# Task requirements
Please copy the stretch of the listing below from the line containing "bar-1: [970, 793, 986, 836]" through the line containing "bar-1: [295, 306, 311, 836]", both included, with every line unchanged.

### Task data ###

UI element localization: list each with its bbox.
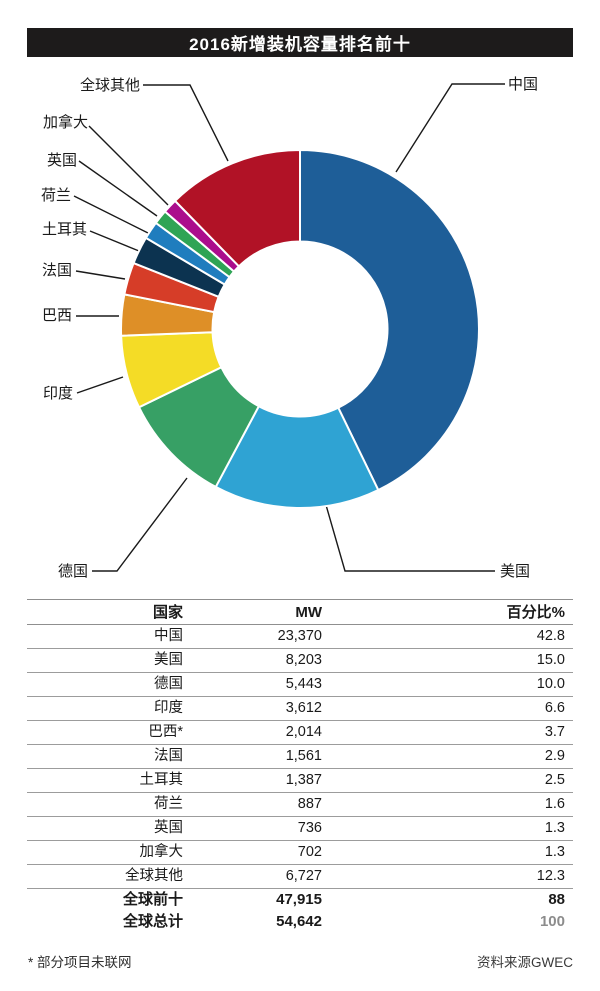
total-pct: 100 xyxy=(539,913,565,930)
table-row: 英国 736 1.3 xyxy=(27,816,573,841)
table-row: 法国 1,561 2.9 xyxy=(27,744,573,769)
footnote: * 部分项目未联网 xyxy=(28,955,132,970)
cell-mw: 1,387 xyxy=(183,768,322,793)
cell-country: 法国 xyxy=(27,744,183,769)
cell-mw: 887 xyxy=(183,792,322,817)
cell-mw: 702 xyxy=(183,840,322,865)
cell-mw: 2,014 xyxy=(183,720,322,745)
cell-mw: 6,727 xyxy=(183,864,322,889)
cell-country: 中国 xyxy=(27,624,183,649)
donut-slice-china xyxy=(299,148,480,492)
slice-label-turkey: 土耳其 xyxy=(41,221,87,238)
slice-label-usa: 美国 xyxy=(500,563,531,580)
slice-label-netherlands: 荷兰 xyxy=(40,187,71,204)
total-mw: 47,915 xyxy=(276,891,322,908)
table-row: 加拿大 702 1.3 xyxy=(27,840,573,865)
slice-label-rest: 全球其他 xyxy=(79,77,140,94)
table-row: 全球前十 47,915 88 xyxy=(27,889,573,912)
table-row: 荷兰 887 1.6 xyxy=(27,792,573,817)
callout-line-france xyxy=(75,270,126,280)
total-label: 全球总计 xyxy=(122,913,183,930)
table-row: 国家 MW 百分比% xyxy=(27,599,573,625)
data-table: 国家 MW 百分比% 中国 23,370 42.8 美国 8,203 15.0 德国 5,443 10… xyxy=(27,599,573,933)
cell-pct: 2.5 xyxy=(322,768,573,793)
slice-label-brazil: 巴西 xyxy=(41,307,72,324)
cell-mw: 1,561 xyxy=(183,744,322,769)
table-row: 印度 3,612 6.6 xyxy=(27,696,573,721)
slice-label-germany: 德国 xyxy=(58,563,89,580)
slice-label-canada: 加拿大 xyxy=(42,114,88,131)
cell-country: 美国 xyxy=(27,648,183,673)
cell-mw: 8,203 xyxy=(183,648,322,673)
cell-mw: 3,612 xyxy=(183,696,322,721)
callout-line-uk xyxy=(78,160,158,217)
callout-line-usa xyxy=(325,504,495,572)
table-row: 德国 5,443 10.0 xyxy=(27,672,573,697)
cell-mw: 23,370 xyxy=(183,624,322,649)
slice-label-uk: 英国 xyxy=(46,152,77,169)
total-pct: 88 xyxy=(548,891,565,908)
callout-line-india xyxy=(76,376,124,394)
callout-line-netherlands xyxy=(73,195,151,235)
cell-country: 土耳其 xyxy=(27,768,183,793)
callout-line-turkey xyxy=(89,230,140,252)
table-row: 巴西* 2,014 3.7 xyxy=(27,720,573,745)
chart-title: 2016新增装机容量排名前十 xyxy=(189,35,411,54)
total-label: 全球前十 xyxy=(122,891,183,908)
table-row: 全球总计 54,642 100 xyxy=(27,911,573,933)
cell-pct: 1.6 xyxy=(322,792,573,817)
cell-country: 巴西* xyxy=(27,720,183,745)
slice-label-france: 法国 xyxy=(41,262,72,279)
cell-pct: 3.7 xyxy=(322,720,573,745)
cell-country: 英国 xyxy=(27,816,183,841)
cell-pct: 42.8 xyxy=(322,624,573,649)
callout-line-rest xyxy=(143,84,229,162)
source-credit: 资料来源GWEC xyxy=(477,955,573,970)
cell-pct: 15.0 xyxy=(322,648,573,673)
cell-pct: 2.9 xyxy=(322,744,573,769)
cell-pct: 10.0 xyxy=(322,672,573,697)
table-row: 中国 23,370 42.8 xyxy=(27,624,573,649)
cell-country: 德国 xyxy=(27,672,183,697)
cell-mw: 736 xyxy=(183,816,322,841)
cell-country: 全球其他 xyxy=(27,864,183,889)
cell-country: 加拿大 xyxy=(27,840,183,865)
chart-title-bar: 2016新增装机容量排名前十 xyxy=(27,28,573,57)
cell-mw: 5,443 xyxy=(183,672,322,697)
col-header-pct: 百分比% xyxy=(322,599,573,625)
callout-line-canada xyxy=(88,125,169,206)
callout-line-china xyxy=(395,83,505,173)
total-mw: 54,642 xyxy=(276,913,322,930)
slice-label-india: 印度 xyxy=(42,385,73,402)
cell-pct: 6.6 xyxy=(322,696,573,721)
donut-slice-rest xyxy=(173,148,301,268)
cell-country: 印度 xyxy=(27,696,183,721)
data-table-wrap: 国家 MW 百分比% 中国 23,370 42.8 美国 8,203 15.0 德国 5,443 10… xyxy=(27,599,573,933)
cell-pct: 1.3 xyxy=(322,840,573,865)
table-row: 美国 8,203 15.0 xyxy=(27,648,573,673)
cell-country: 荷兰 xyxy=(27,792,183,817)
col-header-mw: MW xyxy=(183,599,322,625)
table-row: 全球其他 6,727 12.3 xyxy=(27,864,573,889)
cell-pct: 12.3 xyxy=(322,864,573,889)
callout-line-germany xyxy=(92,477,188,572)
slice-label-china: 中国 xyxy=(508,76,539,93)
cell-pct: 1.3 xyxy=(322,816,573,841)
table-row: 土耳其 1,387 2.5 xyxy=(27,768,573,793)
col-header-country: 国家 xyxy=(27,599,183,625)
donut-slice-usa xyxy=(214,404,380,509)
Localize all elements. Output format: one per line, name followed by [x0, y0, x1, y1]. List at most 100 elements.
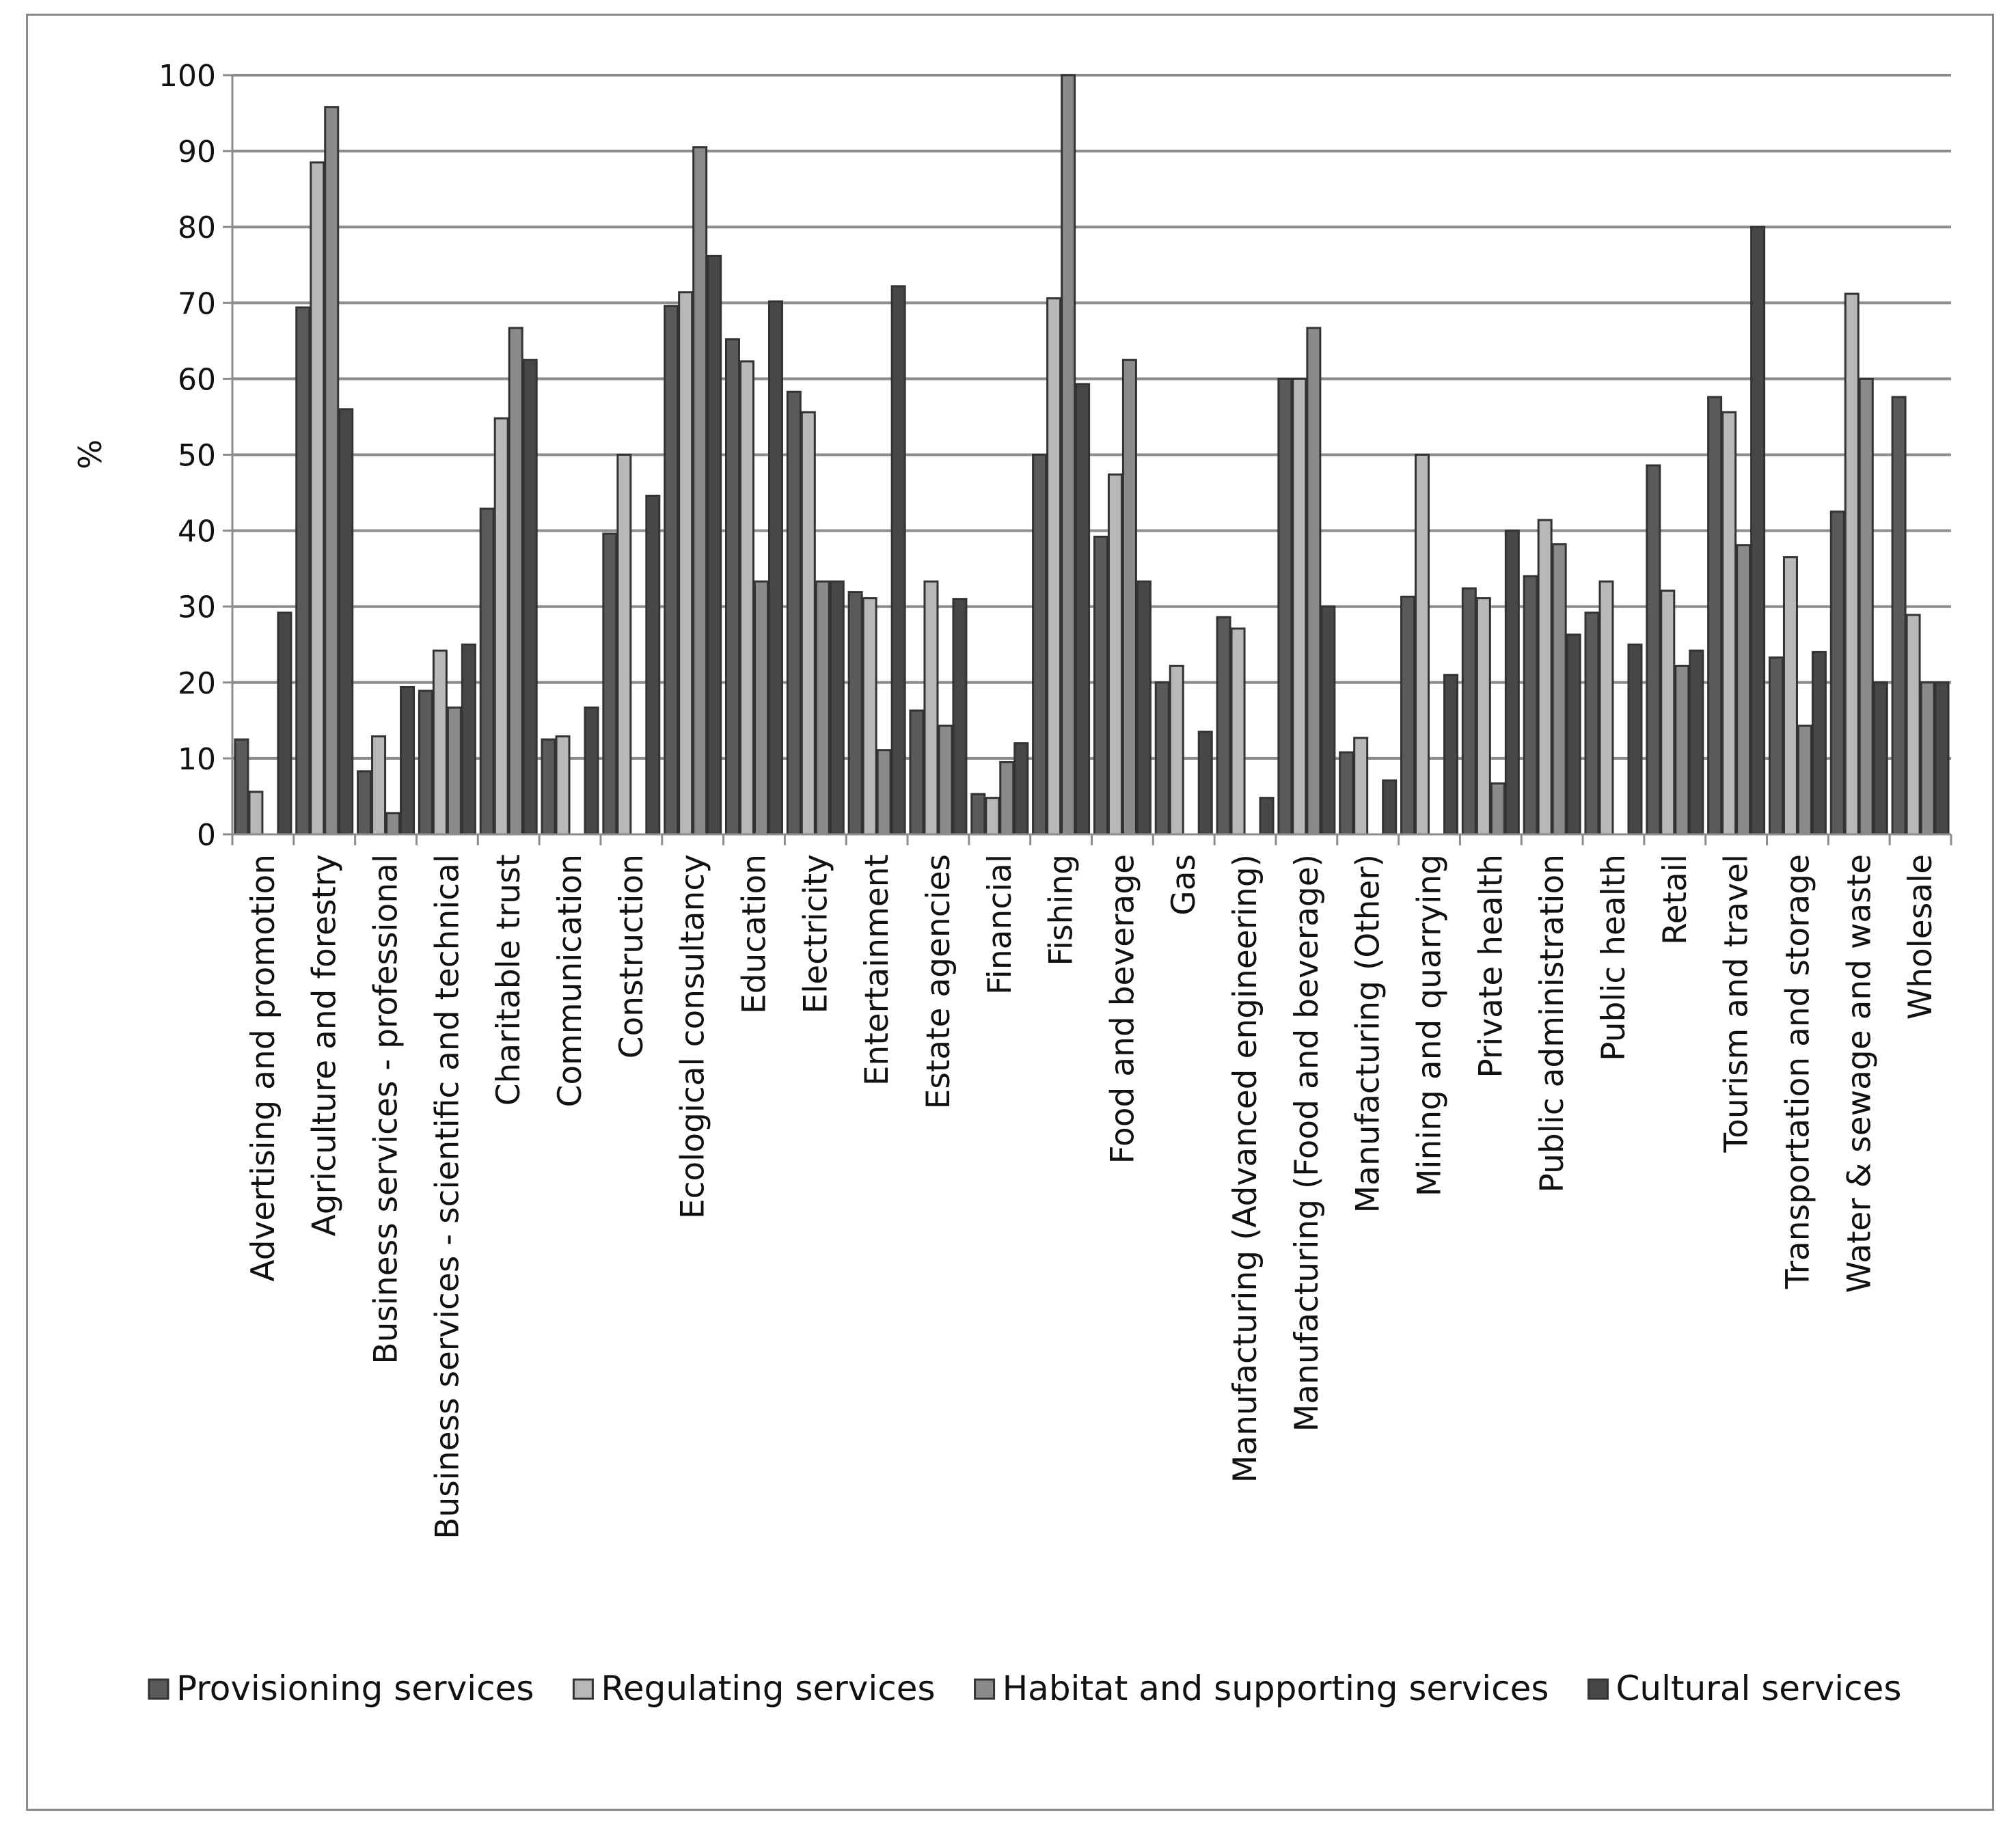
bar-1: [970, 793, 986, 836]
y-tick-label: 20: [178, 666, 216, 701]
bar-3: [1490, 782, 1506, 836]
bar-2: [1598, 580, 1614, 836]
legend: Provisioning services Regulating services…: [148, 1669, 1901, 1708]
y-tick-label: 50: [178, 439, 216, 474]
bar-3: [1551, 543, 1567, 836]
y-tick-label: 0: [197, 818, 216, 853]
bar-2: [1415, 454, 1430, 836]
bar-4: [1872, 681, 1888, 836]
bar-4: [461, 643, 476, 836]
bar-4: [338, 408, 354, 836]
y-tick-label: 70: [178, 286, 216, 321]
bar-1: [786, 390, 802, 836]
bar-2: [310, 161, 325, 836]
bar-2: [616, 454, 632, 836]
bar-2: [1292, 377, 1307, 836]
axes: 0 10 20 30 40 50 60 70 80 90 100 Advertising and pr…: [159, 59, 1952, 1539]
x-tick-label: Tourism and travel: [1718, 854, 1756, 1153]
bar-2: [1905, 614, 1921, 836]
bar-4: [1136, 580, 1152, 836]
bar-4: [400, 685, 416, 836]
bar-1: [664, 305, 679, 836]
bar-4: [645, 494, 661, 836]
y-axis-label: %: [72, 439, 109, 469]
bar-4: [890, 285, 906, 836]
x-tick-label: Education: [735, 854, 773, 1014]
bar-2: [1169, 664, 1184, 836]
y-tick-label: 30: [178, 590, 216, 625]
bar-3: [385, 812, 401, 836]
bar-1: [909, 709, 925, 836]
bars: [234, 74, 1950, 836]
x-tick-label: Communication: [551, 854, 589, 1107]
y-tick-label: 90: [178, 135, 216, 169]
x-tick-label: Mining and quarrying: [1411, 854, 1449, 1196]
bar-4: [1689, 649, 1704, 836]
bar-4: [584, 706, 599, 836]
bar-1: [357, 770, 372, 836]
bar-2: [1353, 737, 1369, 836]
bar-4: [1566, 633, 1581, 836]
bar-4: [1197, 730, 1213, 836]
bar-2: [1844, 292, 1860, 836]
bar-2: [800, 411, 816, 836]
bar-1: [1584, 612, 1600, 836]
x-tick-label: Agriculture and forestry: [306, 854, 344, 1236]
bar-3: [324, 106, 340, 836]
bar-2: [1721, 411, 1737, 836]
x-tick-label: Transportation and storage: [1779, 854, 1816, 1289]
x-tick-label: Retail: [1657, 854, 1694, 945]
y-tick-label: 40: [178, 515, 216, 549]
legend-label: Cultural services: [1616, 1669, 1901, 1708]
bar-2: [1660, 589, 1676, 836]
bar-4: [829, 580, 845, 836]
bar-1: [1768, 656, 1784, 836]
bar-4: [1934, 681, 1950, 836]
x-tick-label: Public health: [1595, 854, 1633, 1061]
bar-2: [739, 360, 754, 836]
bar-1: [1523, 575, 1538, 836]
x-tick-label: Manufacturing (Other): [1350, 854, 1387, 1213]
bar-2: [678, 291, 694, 836]
bar-3: [1674, 664, 1690, 836]
legend-swatch: [1587, 1678, 1609, 1700]
bar-1: [295, 306, 311, 836]
x-tick-label: Manufacturing (Advanced engineering): [1227, 854, 1264, 1483]
bar-3: [446, 706, 462, 836]
bar-3: [508, 327, 523, 836]
bar-4: [1382, 779, 1398, 836]
x-tick-label: Water & sewage and waste: [1840, 854, 1878, 1293]
bar-1: [418, 689, 433, 836]
bar-1: [1216, 616, 1231, 836]
x-tick-label: Public administration: [1534, 854, 1571, 1192]
bar-2: [1782, 556, 1798, 836]
bar-1: [847, 591, 863, 836]
bar-1: [1829, 510, 1845, 836]
bar-1: [724, 338, 740, 836]
x-tick-label: Estate agencies: [920, 854, 957, 1109]
legend-label: Provisioning services: [176, 1669, 534, 1708]
legend-swatch: [974, 1678, 996, 1700]
bar-2: [1230, 627, 1246, 836]
x-tick-label: Electricity: [797, 854, 834, 1013]
bar-3: [999, 761, 1015, 836]
x-tick-label: Food and beverage: [1104, 854, 1141, 1164]
legend-swatch: [148, 1678, 169, 1700]
bar-1: [1891, 396, 1907, 836]
bar-4: [707, 254, 722, 836]
x-tick-label: Private health: [1472, 854, 1510, 1078]
bar-1: [1646, 464, 1661, 836]
bar-3: [876, 749, 892, 836]
bar-3: [1797, 724, 1812, 836]
x-tick-label: Advertising and promotion: [245, 854, 282, 1282]
legend-label: Habitat and supporting services: [1003, 1669, 1549, 1708]
bar-4: [1259, 797, 1275, 836]
bar-4: [1320, 605, 1336, 836]
bar-2: [862, 597, 877, 836]
bar-4: [1013, 742, 1029, 836]
bar-2: [923, 580, 939, 836]
bar-4: [1627, 643, 1643, 836]
bar-2: [1046, 297, 1062, 836]
bar-2: [555, 735, 571, 836]
bar-4: [1811, 651, 1827, 836]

###

# Solution
bar-1: [970, 793, 986, 836]
y-tick-label: 20: [178, 666, 216, 701]
bar-3: [1490, 782, 1506, 836]
bar-2: [1598, 580, 1614, 836]
legend: Provisioning services Regulating services…: [148, 1669, 1901, 1708]
y-tick-label: 50: [178, 439, 216, 474]
bar-3: [1551, 543, 1567, 836]
y-tick-label: 0: [197, 818, 216, 853]
bar-2: [1415, 454, 1430, 836]
bar-4: [1872, 681, 1888, 836]
bar-4: [461, 643, 476, 836]
bar-4: [338, 408, 354, 836]
y-tick-label: 70: [178, 286, 216, 321]
bar-1: [786, 390, 802, 836]
bar-2: [310, 161, 325, 836]
bar-2: [616, 454, 632, 836]
bar-2: [1292, 377, 1307, 836]
axes: 0 10 20 30 40 50 60 70 80 90 100 Advertising and pr…: [159, 59, 1952, 1539]
x-tick-label: Tourism and travel: [1718, 854, 1756, 1153]
bar-2: [1905, 614, 1921, 836]
bar-4: [1136, 580, 1152, 836]
bar-4: [400, 685, 416, 836]
bar-1: [664, 305, 679, 836]
bar-4: [645, 494, 661, 836]
y-axis-label: %: [72, 439, 109, 469]
bar-4: [890, 285, 906, 836]
x-tick-label: Education: [735, 854, 773, 1014]
bar-2: [1169, 664, 1184, 836]
y-tick-label: 30: [178, 590, 216, 625]
bar-3: [385, 812, 401, 836]
bar-1: [909, 709, 925, 836]
bars: [234, 74, 1950, 836]
x-tick-label: Communication: [551, 854, 589, 1107]
y-tick-label: 90: [178, 135, 216, 169]
x-tick-label: Mining and quarrying: [1411, 854, 1449, 1196]
bar-4: [1689, 649, 1704, 836]
bar-4: [584, 706, 599, 836]
bar-1: [357, 770, 372, 836]
bar-2: [1353, 737, 1369, 836]
bar-4: [1566, 633, 1581, 836]
bar-4: [1197, 730, 1213, 836]
bar-2: [1844, 292, 1860, 836]
bar-2: [800, 411, 816, 836]
bar-1: [1584, 612, 1600, 836]
x-tick-label: Agriculture and forestry: [306, 854, 344, 1236]
bar-3: [324, 106, 340, 836]
bar-2: [1721, 411, 1737, 836]
x-tick-label: Transportation and storage: [1779, 854, 1816, 1289]
x-tick-label: Retail: [1657, 854, 1694, 945]
y-tick-label: 40: [178, 515, 216, 549]
legend-label: Cultural services: [1616, 1669, 1901, 1708]
bar-2: [1660, 589, 1676, 836]
bar-4: [829, 580, 845, 836]
bar-1: [1768, 656, 1784, 836]
bar-4: [1934, 681, 1950, 836]
x-tick-label: Public health: [1595, 854, 1633, 1061]
bar-2: [739, 360, 754, 836]
bar-1: [1523, 575, 1538, 836]
x-tick-label: Manufacturing (Other): [1350, 854, 1387, 1213]
bar-2: [678, 291, 694, 836]
bar-3: [1674, 664, 1690, 836]
legend-swatch: [1587, 1678, 1609, 1700]
bar-1: [295, 306, 311, 836]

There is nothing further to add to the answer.